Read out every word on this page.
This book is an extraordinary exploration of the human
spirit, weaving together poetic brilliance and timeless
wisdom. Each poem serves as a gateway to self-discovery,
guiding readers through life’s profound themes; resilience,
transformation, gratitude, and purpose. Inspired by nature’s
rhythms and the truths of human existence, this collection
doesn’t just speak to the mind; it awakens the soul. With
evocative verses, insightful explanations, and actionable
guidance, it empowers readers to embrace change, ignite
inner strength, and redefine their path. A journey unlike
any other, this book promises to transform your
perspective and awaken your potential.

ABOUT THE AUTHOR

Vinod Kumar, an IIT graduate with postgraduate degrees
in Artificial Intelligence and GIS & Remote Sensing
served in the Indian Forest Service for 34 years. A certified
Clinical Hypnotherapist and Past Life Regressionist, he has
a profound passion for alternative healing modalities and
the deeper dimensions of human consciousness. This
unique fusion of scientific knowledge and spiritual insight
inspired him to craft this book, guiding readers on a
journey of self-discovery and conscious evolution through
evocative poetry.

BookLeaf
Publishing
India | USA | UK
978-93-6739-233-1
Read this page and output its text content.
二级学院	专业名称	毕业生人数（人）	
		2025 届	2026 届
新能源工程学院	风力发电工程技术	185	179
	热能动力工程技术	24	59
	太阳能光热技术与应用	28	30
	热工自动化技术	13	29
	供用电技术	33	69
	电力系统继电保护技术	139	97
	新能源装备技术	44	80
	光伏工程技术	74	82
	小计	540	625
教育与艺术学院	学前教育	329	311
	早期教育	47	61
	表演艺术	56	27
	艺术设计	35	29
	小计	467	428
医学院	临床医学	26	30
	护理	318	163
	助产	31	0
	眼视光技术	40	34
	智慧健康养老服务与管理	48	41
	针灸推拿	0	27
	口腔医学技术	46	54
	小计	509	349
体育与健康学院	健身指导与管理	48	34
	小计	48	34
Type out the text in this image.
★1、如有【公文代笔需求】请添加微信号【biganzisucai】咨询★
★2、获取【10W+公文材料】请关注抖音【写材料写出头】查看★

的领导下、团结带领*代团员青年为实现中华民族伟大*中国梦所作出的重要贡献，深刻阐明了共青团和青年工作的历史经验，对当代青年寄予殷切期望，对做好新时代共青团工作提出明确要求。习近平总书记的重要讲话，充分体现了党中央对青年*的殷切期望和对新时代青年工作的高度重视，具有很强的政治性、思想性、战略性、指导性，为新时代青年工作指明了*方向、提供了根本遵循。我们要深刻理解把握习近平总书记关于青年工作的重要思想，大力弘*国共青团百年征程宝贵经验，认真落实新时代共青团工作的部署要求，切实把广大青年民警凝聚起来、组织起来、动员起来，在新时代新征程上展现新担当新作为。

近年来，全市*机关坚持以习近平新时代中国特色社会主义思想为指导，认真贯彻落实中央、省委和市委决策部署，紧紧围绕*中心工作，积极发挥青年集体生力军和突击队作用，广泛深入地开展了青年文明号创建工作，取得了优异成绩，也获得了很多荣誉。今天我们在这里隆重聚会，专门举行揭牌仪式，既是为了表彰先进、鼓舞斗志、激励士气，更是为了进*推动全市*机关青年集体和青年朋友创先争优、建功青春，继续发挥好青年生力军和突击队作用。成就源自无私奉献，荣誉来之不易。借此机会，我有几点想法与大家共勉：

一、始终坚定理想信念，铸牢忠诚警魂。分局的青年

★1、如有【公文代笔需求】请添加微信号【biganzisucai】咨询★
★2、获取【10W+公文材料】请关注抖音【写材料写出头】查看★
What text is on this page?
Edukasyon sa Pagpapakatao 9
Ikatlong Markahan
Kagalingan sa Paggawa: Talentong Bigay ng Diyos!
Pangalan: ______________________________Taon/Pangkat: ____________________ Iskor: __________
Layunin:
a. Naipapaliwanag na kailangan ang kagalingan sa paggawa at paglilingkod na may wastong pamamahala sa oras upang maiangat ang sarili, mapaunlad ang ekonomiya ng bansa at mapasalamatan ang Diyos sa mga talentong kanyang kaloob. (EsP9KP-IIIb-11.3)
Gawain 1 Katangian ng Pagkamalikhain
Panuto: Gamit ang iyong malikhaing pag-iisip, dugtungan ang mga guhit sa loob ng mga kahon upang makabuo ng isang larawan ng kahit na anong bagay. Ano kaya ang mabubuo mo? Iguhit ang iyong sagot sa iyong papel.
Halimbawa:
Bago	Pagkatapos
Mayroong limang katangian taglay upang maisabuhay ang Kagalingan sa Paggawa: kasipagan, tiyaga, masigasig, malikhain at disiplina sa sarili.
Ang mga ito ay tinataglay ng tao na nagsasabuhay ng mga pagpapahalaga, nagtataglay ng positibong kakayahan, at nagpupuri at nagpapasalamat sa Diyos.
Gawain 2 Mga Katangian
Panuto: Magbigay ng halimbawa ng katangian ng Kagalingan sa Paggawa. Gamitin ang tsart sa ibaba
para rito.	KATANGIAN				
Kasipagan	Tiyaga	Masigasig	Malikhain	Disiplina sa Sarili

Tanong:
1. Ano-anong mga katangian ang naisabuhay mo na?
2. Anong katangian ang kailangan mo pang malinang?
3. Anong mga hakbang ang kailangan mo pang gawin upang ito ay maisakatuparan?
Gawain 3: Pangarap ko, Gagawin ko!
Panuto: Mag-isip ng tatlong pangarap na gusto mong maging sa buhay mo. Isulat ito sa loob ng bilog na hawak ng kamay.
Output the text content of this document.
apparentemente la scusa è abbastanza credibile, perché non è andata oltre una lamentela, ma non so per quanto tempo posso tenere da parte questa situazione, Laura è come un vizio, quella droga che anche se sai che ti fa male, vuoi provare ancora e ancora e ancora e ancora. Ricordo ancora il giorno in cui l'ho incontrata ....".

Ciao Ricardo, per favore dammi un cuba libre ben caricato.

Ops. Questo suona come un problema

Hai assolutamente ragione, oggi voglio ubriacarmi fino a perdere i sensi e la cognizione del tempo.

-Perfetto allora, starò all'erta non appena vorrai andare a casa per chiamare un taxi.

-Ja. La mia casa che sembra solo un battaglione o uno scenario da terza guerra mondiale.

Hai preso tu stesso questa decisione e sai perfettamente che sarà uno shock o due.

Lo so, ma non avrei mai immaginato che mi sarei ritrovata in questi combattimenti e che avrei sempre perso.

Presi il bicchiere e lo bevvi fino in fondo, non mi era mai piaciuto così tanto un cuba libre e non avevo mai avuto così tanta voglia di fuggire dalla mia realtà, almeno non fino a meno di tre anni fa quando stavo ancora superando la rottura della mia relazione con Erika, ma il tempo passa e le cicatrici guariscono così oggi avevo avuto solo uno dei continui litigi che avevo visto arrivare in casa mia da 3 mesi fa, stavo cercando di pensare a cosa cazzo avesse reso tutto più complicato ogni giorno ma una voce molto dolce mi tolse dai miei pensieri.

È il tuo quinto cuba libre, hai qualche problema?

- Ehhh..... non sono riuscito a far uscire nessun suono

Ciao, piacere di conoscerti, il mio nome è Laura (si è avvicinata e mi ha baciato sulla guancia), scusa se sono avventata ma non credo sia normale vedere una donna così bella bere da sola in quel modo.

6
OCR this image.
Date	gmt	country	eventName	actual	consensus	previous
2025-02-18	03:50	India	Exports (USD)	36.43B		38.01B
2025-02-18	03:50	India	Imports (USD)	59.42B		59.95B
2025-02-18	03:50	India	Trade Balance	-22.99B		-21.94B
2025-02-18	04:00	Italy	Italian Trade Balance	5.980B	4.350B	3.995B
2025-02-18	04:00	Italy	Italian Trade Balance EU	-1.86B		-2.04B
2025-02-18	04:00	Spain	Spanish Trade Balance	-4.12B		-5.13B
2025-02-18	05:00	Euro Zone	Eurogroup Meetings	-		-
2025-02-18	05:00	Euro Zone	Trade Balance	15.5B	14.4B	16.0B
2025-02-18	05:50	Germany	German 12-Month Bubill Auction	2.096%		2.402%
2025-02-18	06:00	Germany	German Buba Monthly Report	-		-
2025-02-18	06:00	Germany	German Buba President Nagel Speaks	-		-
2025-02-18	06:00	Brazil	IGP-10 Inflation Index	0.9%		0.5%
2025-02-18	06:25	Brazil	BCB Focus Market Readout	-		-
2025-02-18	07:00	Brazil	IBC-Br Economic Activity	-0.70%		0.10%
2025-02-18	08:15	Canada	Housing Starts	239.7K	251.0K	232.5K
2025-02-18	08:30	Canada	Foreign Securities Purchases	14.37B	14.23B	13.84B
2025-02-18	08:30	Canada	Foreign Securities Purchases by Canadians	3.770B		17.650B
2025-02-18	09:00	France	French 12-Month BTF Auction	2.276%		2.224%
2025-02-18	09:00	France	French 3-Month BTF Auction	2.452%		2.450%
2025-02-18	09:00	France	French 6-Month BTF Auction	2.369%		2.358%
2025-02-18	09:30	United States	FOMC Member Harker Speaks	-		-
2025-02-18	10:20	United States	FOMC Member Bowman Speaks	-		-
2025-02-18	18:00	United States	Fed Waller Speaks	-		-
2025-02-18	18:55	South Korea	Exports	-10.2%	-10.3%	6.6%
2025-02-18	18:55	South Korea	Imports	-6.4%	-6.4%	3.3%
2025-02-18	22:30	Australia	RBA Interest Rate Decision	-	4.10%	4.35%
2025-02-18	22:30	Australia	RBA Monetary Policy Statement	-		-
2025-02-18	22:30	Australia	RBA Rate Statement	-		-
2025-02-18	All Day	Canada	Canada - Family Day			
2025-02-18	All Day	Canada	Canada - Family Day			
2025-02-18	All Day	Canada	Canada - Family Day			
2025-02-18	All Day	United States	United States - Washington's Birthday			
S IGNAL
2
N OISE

· · ·

Exercise instructions.
Return every line holding the word "content" from the records.

Task answer.
Read this page and output its text content.
Output the text content of this document.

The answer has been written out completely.